## WORK TO BE COMPLETED
Give the listing below again in full, exactly as written.

## RECORDS FOR THIS TASK
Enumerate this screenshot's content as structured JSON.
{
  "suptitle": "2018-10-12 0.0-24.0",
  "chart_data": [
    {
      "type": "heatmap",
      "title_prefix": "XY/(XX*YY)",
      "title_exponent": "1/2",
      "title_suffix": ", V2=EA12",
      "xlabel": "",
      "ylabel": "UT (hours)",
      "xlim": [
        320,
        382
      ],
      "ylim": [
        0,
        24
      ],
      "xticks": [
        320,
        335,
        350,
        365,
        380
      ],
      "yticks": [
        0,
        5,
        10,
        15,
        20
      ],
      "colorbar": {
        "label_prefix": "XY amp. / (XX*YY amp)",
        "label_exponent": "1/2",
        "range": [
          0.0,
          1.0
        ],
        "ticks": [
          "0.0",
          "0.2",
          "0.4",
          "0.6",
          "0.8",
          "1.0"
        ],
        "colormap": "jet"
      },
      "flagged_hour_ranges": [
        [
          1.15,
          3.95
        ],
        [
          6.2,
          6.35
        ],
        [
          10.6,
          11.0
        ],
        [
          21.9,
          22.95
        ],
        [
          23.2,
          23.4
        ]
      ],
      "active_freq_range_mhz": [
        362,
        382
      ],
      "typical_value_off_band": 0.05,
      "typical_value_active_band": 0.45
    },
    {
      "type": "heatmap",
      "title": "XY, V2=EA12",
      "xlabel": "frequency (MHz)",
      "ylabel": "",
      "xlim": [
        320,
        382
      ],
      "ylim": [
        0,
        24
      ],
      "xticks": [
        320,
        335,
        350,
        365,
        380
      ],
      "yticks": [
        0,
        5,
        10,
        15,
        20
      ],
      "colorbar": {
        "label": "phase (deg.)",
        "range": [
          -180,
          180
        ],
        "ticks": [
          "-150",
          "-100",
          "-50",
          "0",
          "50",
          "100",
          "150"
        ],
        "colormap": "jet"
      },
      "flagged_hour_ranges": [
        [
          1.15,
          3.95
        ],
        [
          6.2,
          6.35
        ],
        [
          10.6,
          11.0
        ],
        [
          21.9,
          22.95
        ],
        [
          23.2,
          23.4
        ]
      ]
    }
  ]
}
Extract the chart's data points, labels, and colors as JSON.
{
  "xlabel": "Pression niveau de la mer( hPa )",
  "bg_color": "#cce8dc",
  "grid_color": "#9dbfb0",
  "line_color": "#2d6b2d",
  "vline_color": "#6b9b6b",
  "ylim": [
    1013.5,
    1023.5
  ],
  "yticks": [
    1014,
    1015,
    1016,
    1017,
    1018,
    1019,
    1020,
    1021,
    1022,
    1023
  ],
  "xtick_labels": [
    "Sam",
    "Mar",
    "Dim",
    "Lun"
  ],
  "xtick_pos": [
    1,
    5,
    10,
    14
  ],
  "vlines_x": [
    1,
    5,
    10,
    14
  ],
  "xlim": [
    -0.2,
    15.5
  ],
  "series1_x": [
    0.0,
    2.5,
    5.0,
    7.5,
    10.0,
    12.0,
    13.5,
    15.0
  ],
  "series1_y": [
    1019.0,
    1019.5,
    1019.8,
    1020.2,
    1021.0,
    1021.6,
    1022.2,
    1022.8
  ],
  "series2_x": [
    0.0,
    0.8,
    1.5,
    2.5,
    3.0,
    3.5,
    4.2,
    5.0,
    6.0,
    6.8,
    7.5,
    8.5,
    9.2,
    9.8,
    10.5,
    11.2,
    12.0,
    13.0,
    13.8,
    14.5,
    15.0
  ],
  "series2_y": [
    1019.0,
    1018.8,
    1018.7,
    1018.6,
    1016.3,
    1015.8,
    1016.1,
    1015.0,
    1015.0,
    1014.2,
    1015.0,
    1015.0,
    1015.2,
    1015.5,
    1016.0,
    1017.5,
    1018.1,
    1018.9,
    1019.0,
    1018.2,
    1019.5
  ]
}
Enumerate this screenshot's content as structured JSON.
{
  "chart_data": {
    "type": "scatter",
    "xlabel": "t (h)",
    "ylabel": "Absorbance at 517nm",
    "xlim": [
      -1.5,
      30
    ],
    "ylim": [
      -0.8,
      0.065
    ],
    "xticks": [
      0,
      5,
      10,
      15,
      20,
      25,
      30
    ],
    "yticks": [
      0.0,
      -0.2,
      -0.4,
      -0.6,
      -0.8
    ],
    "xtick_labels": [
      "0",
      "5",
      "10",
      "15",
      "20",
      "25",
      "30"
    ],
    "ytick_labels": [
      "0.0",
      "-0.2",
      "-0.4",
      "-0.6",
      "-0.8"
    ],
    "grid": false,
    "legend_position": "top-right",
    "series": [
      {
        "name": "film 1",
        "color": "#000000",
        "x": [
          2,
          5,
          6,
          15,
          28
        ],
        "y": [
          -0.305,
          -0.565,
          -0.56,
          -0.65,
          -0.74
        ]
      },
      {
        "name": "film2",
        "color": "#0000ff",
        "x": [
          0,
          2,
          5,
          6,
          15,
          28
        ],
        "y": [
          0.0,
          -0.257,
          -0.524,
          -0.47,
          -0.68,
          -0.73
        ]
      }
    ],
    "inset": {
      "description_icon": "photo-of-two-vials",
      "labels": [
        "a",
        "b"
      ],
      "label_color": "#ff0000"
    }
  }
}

## TASK OUTPUT
Enumerate this screenshot's content as structured JSON.
{
  "suptitle": "2018-10-12 0.0-24.0",
  "chart_data": [
    {
      "type": "heatmap",
      "title_prefix": "XY/(XX*YY)",
      "title_exponent": "1/2",
      "title_suffix": ", V2=EA12",
      "xlabel": "",
      "ylabel": "UT (hours)",
      "xlim": [
        320,
        382
      ],
      "ylim": [
        0,
        24
      ],
      "xticks": [
        320,
        335,
        350,
        365,
        380
      ],
      "yticks": [
        0,
        5,
        10,
        15,
        20
      ],
      "colorbar": {
        "label_prefix": "XY amp. / (XX*YY amp)",
        "label_exponent": "1/2",
        "range": [
          0.0,
          1.0
        ],
        "ticks": [
          "0.0",
          "0.2",
          "0.4",
          "0.6",
          "0.8",
          "1.0"
        ],
        "colormap": "jet"
      },
      "flagged_hour_ranges": [
        [
          1.15,
          3.95
        ],
        [
          6.2,
          6.35
        ],
        [
          10.6,
          11.0
        ],
        [
          21.9,
          22.95
        ],
        [
          23.2,
          23.4
        ]
      ],
      "active_freq_range_mhz": [
        362,
        382
      ],
      "typical_value_off_band": 0.05,
      "typical_value_active_band": 0.45
    },
    {
      "type": "heatmap",
      "title": "XY, V2=EA12",
      "xlabel": "frequency (MHz)",
      "ylabel": "",
      "xlim": [
        320,
        382
      ],
      "ylim": [
        0,
        24
      ],
      "xticks": [
        320,
        335,
        350,
        365,
        380
      ],
      "yticks": [
        0,
        5,
        10,
        15,
        20
      ],
      "colorbar": {
        "label": "phase (deg.)",
        "range": [
          -180,
          180
        ],
        "ticks": [
          "-150",
          "-100",
          "-50",
          "0",
          "50",
          "100",
          "150"
        ],
        "colormap": "jet"
      },
      "flagged_hour_ranges": [
        [
          1.15,
          3.95
        ],
        [
          6.2,
          6.35
        ],
        [
          10.6,
          11.0
        ],
        [
          21.9,
          22.95
        ],
        [
          23.2,
          23.4
        ]
      ]
    }
  ]
}
Extract the chart's data points, labels, and colors as JSON.
{
  "xlabel": "Pression niveau de la mer( hPa )",
  "bg_color": "#cce8dc",
  "grid_color": "#9dbfb0",
  "line_color": "#2d6b2d",
  "vline_color": "#6b9b6b",
  "ylim": [
    1013.5,
    1023.5
  ],
  "yticks": [
    1014,
    1015,
    1016,
    1017,
    1018,
    1019,
    1020,
    1021,
    1022,
    1023
  ],
  "xtick_labels": [
    "Sam",
    "Mar",
    "Dim",
    "Lun"
  ],
  "xtick_pos": [
    1,
    5,
    10,
    14
  ],
  "vlines_x": [
    1,
    5,
    10,
    14
  ],
  "xlim": [
    -0.2,
    15.5
  ],
  "series1_x": [
    0.0,
    2.5,
    5.0,
    7.5,
    10.0,
    12.0,
    13.5,
    15.0
  ],
  "series1_y": [
    1019.0,
    1019.5,
    1019.8,
    1020.2,
    1021.0,
    1021.6,
    1022.2,
    1022.8
  ],
  "series2_x": [
    0.0,
    0.8,
    1.5,
    2.5,
    3.0,
    3.5,
    4.2,
    5.0,
    6.0,
    6.8,
    7.5,
    8.5,
    9.2,
    9.8,
    10.5,
    11.2,
    12.0,
    13.0,
    13.8,
    14.5,
    15.0
  ],
  "series2_y": [
    1019.0,
    1018.8,
    1018.7,
    1018.6,
    1016.3,
    1015.8,
    1016.1,
    1015.0,
    1015.0,
    1014.2,
    1015.0,
    1015.0,
    1015.2,
    1015.5,
    1016.0,
    1017.5,
    1018.1,
    1018.9,
    1019.0,
    1018.2,
    1019.5
  ]
}
Enumerate this screenshot's content as structured JSON.
{
  "chart_data": {
    "type": "scatter",
    "xlabel": "t (h)",
    "ylabel": "Absorbance at 517nm",
    "xlim": [
      -1.5,
      30
    ],
    "ylim": [
      -0.8,
      0.065
    ],
    "xticks": [
      0,
      5,
      10,
      15,
      20,
      25,
      30
    ],
    "yticks": [
      0.0,
      -0.2,
      -0.4,
      -0.6,
      -0.8
    ],
    "xtick_labels": [
      "0",
      "5",
      "10",
      "15",
      "20",
      "25",
      "30"
    ],
    "ytick_labels": [
      "0.0",
      "-0.2",
      "-0.4",
      "-0.6",
      "-0.8"
    ],
    "grid": false,
    "legend_position": "top-right",
    "series": [
      {
        "name": "film 1",
        "color": "#000000",
        "x": [
          2,
          5,
          6,
          15,
          28
        ],
        "y": [
          -0.305,
          -0.565,
          -0.56,
          -0.65,
          -0.74
        ]
      },
      {
        "name": "film2",
        "color": "#0000ff",
        "x": [
          0,
          2,
          5,
          6,
          15,
          28
        ],
        "y": [
          0.0,
          -0.257,
          -0.524,
          -0.47,
          -0.68,
          -0.73
        ]
      }
    ],
    "inset": {
      "description_icon": "photo-of-two-vials",
      "labels": [
        "a",
        "b"
      ],
      "label_color": "#ff0000"
    }
  }
}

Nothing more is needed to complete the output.